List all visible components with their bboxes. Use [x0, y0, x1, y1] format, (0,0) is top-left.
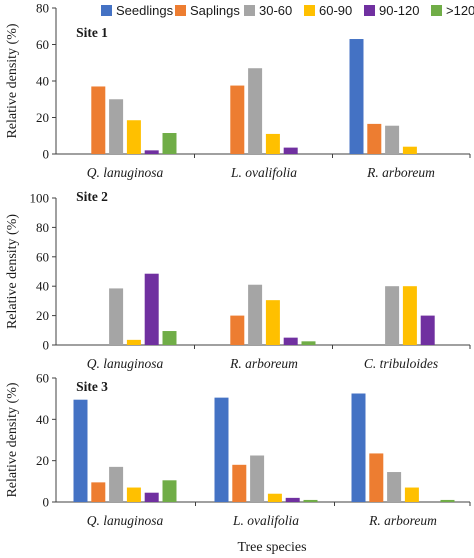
bar-seedlings — [214, 397, 229, 502]
bar-saplings — [369, 453, 384, 502]
legend-swatch — [244, 5, 255, 16]
y-tick-label: 40 — [36, 412, 49, 427]
y-tick-label: 0 — [43, 338, 50, 353]
bar-30-60 — [385, 125, 400, 154]
category-label: Q. lanuginosa — [87, 356, 164, 371]
y-tick-label: 80 — [36, 220, 49, 235]
bar-30-60 — [385, 286, 400, 345]
bar-saplings — [91, 86, 106, 154]
legend-label: 90-120 — [379, 3, 419, 18]
y-tick-label: 20 — [36, 453, 49, 468]
bar-saplings — [367, 123, 382, 154]
bar-90-120 — [283, 147, 298, 154]
bar-seedlings — [73, 399, 88, 502]
bar--120-cm — [301, 341, 316, 345]
category-label: R. arboreum — [229, 356, 298, 371]
x-axis-title: Tree species — [237, 540, 306, 555]
bar-90-120 — [283, 337, 298, 345]
category-label: L. ovalifolia — [230, 165, 297, 180]
bar-saplings — [230, 315, 245, 345]
bar-60-90 — [126, 339, 141, 345]
bar-60-90 — [404, 487, 419, 502]
category-label: R. arboreum — [366, 165, 435, 180]
bar-30-60 — [109, 288, 124, 345]
category-label: Q. lanuginosa — [87, 165, 164, 180]
bar-90-120 — [285, 497, 300, 502]
bar-60-90 — [267, 493, 282, 502]
bar-90-120 — [144, 492, 159, 502]
bar-60-90 — [126, 487, 141, 502]
bar--120-cm — [440, 499, 455, 502]
bar-90-120 — [144, 150, 159, 154]
site-label: Site 3 — [76, 379, 108, 394]
legend: Seedlings Saplings 30-60 60-90 90-120 >120 cm — [101, 3, 474, 18]
bar--120-cm — [162, 331, 177, 345]
bar--120-cm — [162, 480, 177, 502]
bar-seedlings — [351, 393, 366, 502]
y-tick-label: 20 — [36, 308, 49, 323]
bar-30-60 — [387, 472, 402, 502]
bar-saplings — [232, 464, 247, 502]
legend-swatch — [101, 5, 112, 16]
legend-label: 30-60 — [259, 3, 292, 18]
site-label: Site 1 — [76, 25, 108, 40]
y-tick-label: 40 — [36, 279, 49, 294]
y-tick-label: 80 — [36, 1, 49, 16]
legend-label: 60-90 — [319, 3, 352, 18]
bar-30-60 — [109, 466, 124, 502]
y-tick-label: 40 — [36, 74, 49, 89]
bar-90-120 — [144, 273, 159, 345]
panel-site-3: 0 20 40 60 Q. lanuginosa L. ovalifolia R. arbo… — [5, 371, 471, 528]
y-tick-label: 60 — [36, 249, 49, 264]
chart-panels: 0 20 40 60 80 Q. lanuginosa L. ovalifolia R. ar… — [5, 1, 471, 528]
bar-30-60 — [248, 68, 263, 154]
bar-60-90 — [126, 120, 141, 154]
y-tick-label: 60 — [36, 371, 49, 386]
legend-label: Saplings — [190, 3, 240, 18]
y-axis-title: Relative density (%) — [5, 382, 20, 497]
legend-label: >120 cm — [446, 3, 474, 18]
bar-30-60 — [248, 284, 263, 345]
bar-60-90 — [265, 300, 280, 345]
bar--120-cm — [162, 133, 177, 154]
y-axis-title: Relative density (%) — [5, 23, 20, 138]
y-tick-label: 0 — [43, 495, 50, 510]
bar-saplings — [91, 482, 106, 502]
site-label: Site 2 — [76, 189, 108, 204]
category-label: C. tribuloides — [364, 356, 438, 371]
bar-30-60 — [109, 99, 124, 154]
category-label: Q. lanuginosa — [87, 513, 164, 528]
bar-30-60 — [250, 455, 265, 502]
bar--120-cm — [303, 499, 318, 502]
y-tick-label: 20 — [36, 110, 49, 125]
legend-swatch — [431, 5, 442, 16]
legend-swatch — [175, 5, 186, 16]
legend-label: Seedlings — [116, 3, 174, 18]
panel-site-2: 0 20 40 60 80 100 Q. lanuginosa R. arboreum C. t… — [5, 189, 471, 371]
y-tick-label: 100 — [30, 191, 50, 206]
legend-swatch — [364, 5, 375, 16]
bar-60-90 — [265, 133, 280, 154]
category-label: L. ovalifolia — [232, 513, 299, 528]
bar-seedlings — [349, 39, 364, 154]
bar-60-90 — [402, 146, 417, 154]
y-tick-label: 0 — [43, 147, 50, 162]
category-label: R. arboreum — [368, 513, 437, 528]
bar-saplings — [230, 85, 245, 154]
y-axis-title: Relative density (%) — [5, 214, 20, 329]
y-tick-label: 60 — [36, 37, 49, 52]
bar-90-120 — [420, 315, 435, 345]
panel-site-1: 0 20 40 60 80 Q. lanuginosa L. ovalifolia R. ar… — [5, 1, 471, 180]
bar-60-90 — [402, 286, 417, 345]
legend-swatch — [304, 5, 315, 16]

_ _ _ _

◆ **STATED EXERCISE**
Rewrite the records above with every "Relative density" changed to "Relative abundance" and everything else left as it is. Leave the pictures out of your answer.

◆ **FINISHED TASK**
List all visible components with their bboxes. Use [x0, y0, x1, y1] format, (0,0) is top-left.
bar-seedlings — [214, 397, 229, 502]
bar-saplings — [369, 453, 384, 502]
legend-swatch — [244, 5, 255, 16]
y-tick-label: 40 — [36, 412, 49, 427]
y-tick-label: 0 — [43, 338, 50, 353]
bar-30-60 — [385, 125, 400, 154]
category-label: Q. lanuginosa — [87, 356, 164, 371]
y-tick-label: 80 — [36, 220, 49, 235]
bar-30-60 — [385, 286, 400, 345]
bar-saplings — [91, 86, 106, 154]
legend-label: 90-120 — [379, 3, 419, 18]
y-tick-label: 20 — [36, 453, 49, 468]
bar-saplings — [367, 123, 382, 154]
bar-90-120 — [283, 147, 298, 154]
bar-seedlings — [73, 399, 88, 502]
bar--120-cm — [301, 341, 316, 345]
category-label: R. arboreum — [229, 356, 298, 371]
x-axis-title: Tree species — [237, 540, 306, 555]
bar-90-120 — [283, 337, 298, 345]
category-label: L. ovalifolia — [230, 165, 297, 180]
bar-saplings — [230, 315, 245, 345]
bar-60-90 — [126, 339, 141, 345]
bar-60-90 — [404, 487, 419, 502]
category-label: R. arboreum — [366, 165, 435, 180]
bar-30-60 — [109, 288, 124, 345]
category-label: Q. lanuginosa — [87, 165, 164, 180]
bar-90-120 — [285, 497, 300, 502]
bar-60-90 — [267, 493, 282, 502]
bar-90-120 — [144, 492, 159, 502]
bar-60-90 — [126, 487, 141, 502]
bar--120-cm — [440, 499, 455, 502]
bar-90-120 — [144, 150, 159, 154]
site-label: Site 3 — [76, 379, 108, 394]
legend: Seedlings Saplings 30-60 60-90 90-120 >120 cm — [101, 3, 474, 18]
bar--120-cm — [162, 331, 177, 345]
bar--120-cm — [162, 480, 177, 502]
bar-seedlings — [351, 393, 366, 502]
y-tick-label: 20 — [36, 308, 49, 323]
bar-30-60 — [387, 472, 402, 502]
bar-saplings — [232, 464, 247, 502]
legend-swatch — [101, 5, 112, 16]
legend-label: 30-60 — [259, 3, 292, 18]
site-label: Site 1 — [76, 25, 108, 40]
y-tick-label: 40 — [36, 279, 49, 294]
y-tick-label: 80 — [36, 1, 49, 16]
legend-label: 60-90 — [319, 3, 352, 18]
bar-30-60 — [109, 466, 124, 502]
y-tick-label: 40 — [36, 74, 49, 89]
bar-90-120 — [144, 273, 159, 345]
panel-site-3: 0 20 40 60 Q. lanuginosa L. ovalifolia R. arbo… — [5, 371, 471, 528]
y-tick-label: 60 — [36, 249, 49, 264]
chart-panels: 0 20 40 60 80 Q. lanuginosa L. ovalifolia R. ar… — [5, 1, 471, 528]
bar-30-60 — [248, 68, 263, 154]
bar-60-90 — [126, 120, 141, 154]
y-tick-label: 60 — [36, 371, 49, 386]
legend-label: Saplings — [190, 3, 240, 18]
y-axis-title: Relative abundance (%) — [5, 382, 20, 497]
legend-label: >120 cm — [446, 3, 474, 18]
bar-30-60 — [248, 284, 263, 345]
bar-60-90 — [265, 300, 280, 345]
bar--120-cm — [162, 133, 177, 154]
y-axis-title: Relative abundance (%) — [5, 23, 20, 138]
y-tick-label: 0 — [43, 495, 50, 510]
bar-saplings — [91, 482, 106, 502]
site-label: Site 2 — [76, 189, 108, 204]
category-label: C. tribuloides — [364, 356, 438, 371]
bar-30-60 — [109, 99, 124, 154]
category-label: Q. lanuginosa — [87, 513, 164, 528]
bar-30-60 — [250, 455, 265, 502]
bar--120-cm — [303, 499, 318, 502]
y-tick-label: 20 — [36, 110, 49, 125]
legend-swatch — [431, 5, 442, 16]
legend-swatch — [175, 5, 186, 16]
legend-label: Seedlings — [116, 3, 174, 18]
panel-site-2: 0 20 40 60 80 100 Q. lanuginosa R. arboreum C. t… — [5, 189, 471, 371]
y-tick-label: 100 — [30, 191, 50, 206]
legend-swatch — [364, 5, 375, 16]
bar-60-90 — [265, 133, 280, 154]
category-label: L. ovalifolia — [232, 513, 299, 528]
bar-seedlings — [349, 39, 364, 154]
bar-60-90 — [402, 146, 417, 154]
y-tick-label: 0 — [43, 147, 50, 162]
category-label: R. arboreum — [368, 513, 437, 528]
bar-saplings — [230, 85, 245, 154]
y-axis-title: Relative abundance (%) — [5, 214, 20, 329]
y-tick-label: 60 — [36, 37, 49, 52]
bar-90-120 — [420, 315, 435, 345]
panel-site-1: 0 20 40 60 80 Q. lanuginosa L. ovalifolia R. ar… — [5, 1, 471, 180]
bar-60-90 — [402, 286, 417, 345]
legend-swatch — [304, 5, 315, 16]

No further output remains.